— Start of RECORDED DATA —

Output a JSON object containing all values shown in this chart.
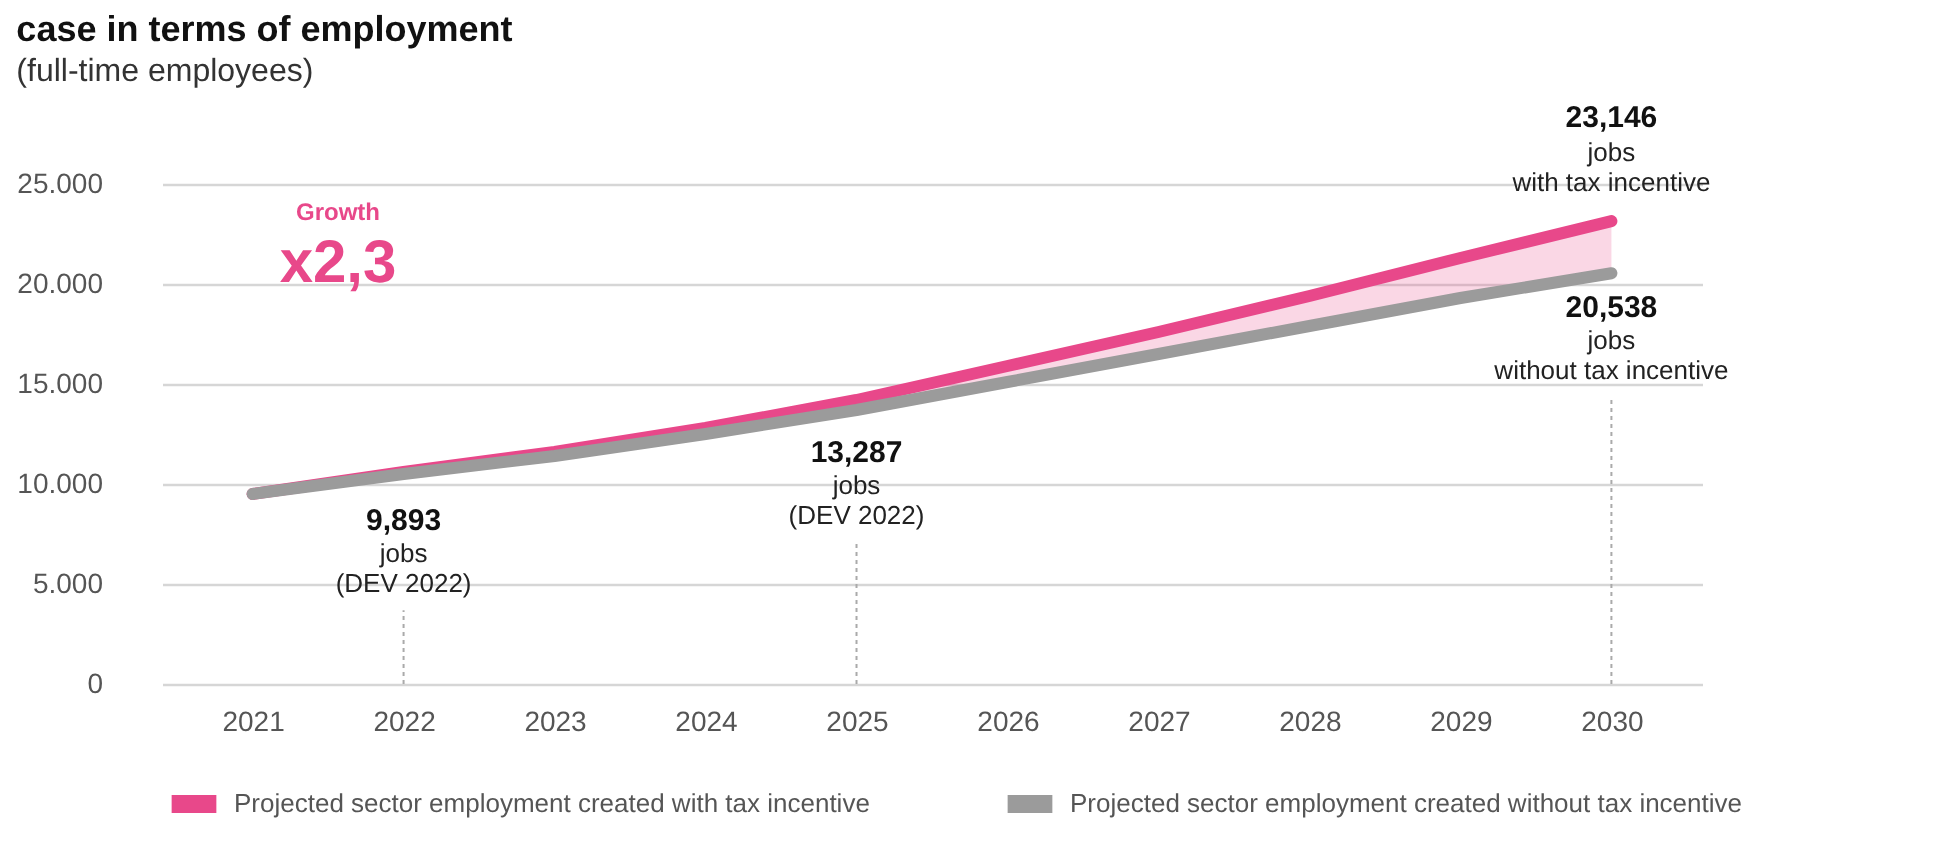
{
  "chart_data": {
    "type": "line",
    "title": "case in terms of employment",
    "subtitle": "(full-time employees)",
    "categories": [
      "2021",
      "2022",
      "2023",
      "2024",
      "2025",
      "2026",
      "2027",
      "2028",
      "2029",
      "2030"
    ],
    "series": [
      {
        "name": "Projected sector employment created with tax incentive",
        "color": "#e8488a",
        "values": [
          9500,
          10600,
          11600,
          12800,
          14200,
          15900,
          17600,
          19400,
          21300,
          23146
        ],
        "lower": [
          9500,
          10500,
          11400,
          12500,
          13700,
          15100,
          16500,
          17900,
          19300,
          20538
        ],
        "upper": [
          9500,
          10600,
          11600,
          12800,
          14200,
          15900,
          17600,
          19400,
          21300,
          23146
        ]
      },
      {
        "name": "Projected sector employment created without tax incentive",
        "color": "#9b9b9b",
        "values": [
          9500,
          10500,
          11400,
          12500,
          13700,
          15100,
          16500,
          17900,
          19300,
          20538
        ]
      }
    ],
    "ylim": [
      0,
      25000
    ],
    "yticks": [
      {
        "value": 0,
        "label": "0"
      },
      {
        "value": 5000,
        "label": "5.000"
      },
      {
        "value": 10000,
        "label": "10.000"
      },
      {
        "value": 15000,
        "label": "15.000"
      },
      {
        "value": 20000,
        "label": "20.000"
      },
      {
        "value": 25000,
        "label": "25.000"
      }
    ],
    "grid": "y",
    "legend": "bottom",
    "marker": "none",
    "line_style": "solid",
    "annotations": [
      "Growth",
      "x2,3",
      {
        "text": "9,893",
        "x": "2022",
        "y": 9893
      },
      "jobs",
      "(DEV 2022)",
      {
        "text": "13,287",
        "x": "2025",
        "y": 13287
      },
      "jobs",
      "(DEV 2022)",
      {
        "text": "23,146",
        "x": "2030",
        "y": 23146
      },
      "jobs",
      "with tax incentive",
      {
        "text": "20,538",
        "x": "2030",
        "y": 20538
      },
      "jobs",
      "without tax incentive"
    ]
  }
}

— End of RECORDED DATA —

● **WRITTEN REQUEST**: Send back the data above word for word, with the pictures left out.

● **ANSWER TO THE EXERCISE**:
Output a JSON object containing all values shown in this chart.
{
  "chart_data": {
    "type": "line",
    "title": "case in terms of employment",
    "subtitle": "(full-time employees)",
    "categories": [
      "2021",
      "2022",
      "2023",
      "2024",
      "2025",
      "2026",
      "2027",
      "2028",
      "2029",
      "2030"
    ],
    "series": [
      {
        "name": "Projected sector employment created with tax incentive",
        "color": "#e8488a",
        "values": [
          9500,
          10600,
          11600,
          12800,
          14200,
          15900,
          17600,
          19400,
          21300,
          23146
        ],
        "lower": [
          9500,
          10500,
          11400,
          12500,
          13700,
          15100,
          16500,
          17900,
          19300,
          20538
        ],
        "upper": [
          9500,
          10600,
          11600,
          12800,
          14200,
          15900,
          17600,
          19400,
          21300,
          23146
        ]
      },
      {
        "name": "Projected sector employment created without tax incentive",
        "color": "#9b9b9b",
        "values": [
          9500,
          10500,
          11400,
          12500,
          13700,
          15100,
          16500,
          17900,
          19300,
          20538
        ]
      }
    ],
    "ylim": [
      0,
      25000
    ],
    "yticks": [
      {
        "value": 0,
        "label": "0"
      },
      {
        "value": 5000,
        "label": "5.000"
      },
      {
        "value": 10000,
        "label": "10.000"
      },
      {
        "value": 15000,
        "label": "15.000"
      },
      {
        "value": 20000,
        "label": "20.000"
      },
      {
        "value": 25000,
        "label": "25.000"
      }
    ],
    "grid": "y",
    "legend": "bottom",
    "marker": "none",
    "line_style": "solid",
    "annotations": [
      "Growth",
      "x2,3",
      {
        "text": "9,893",
        "x": "2022",
        "y": 9893
      },
      "jobs",
      "(DEV 2022)",
      {
        "text": "13,287",
        "x": "2025",
        "y": 13287
      },
      "jobs",
      "(DEV 2022)",
      {
        "text": "23,146",
        "x": "2030",
        "y": 23146
      },
      "jobs",
      "with tax incentive",
      {
        "text": "20,538",
        "x": "2030",
        "y": 20538
      },
      "jobs",
      "without tax incentive"
    ]
  }
}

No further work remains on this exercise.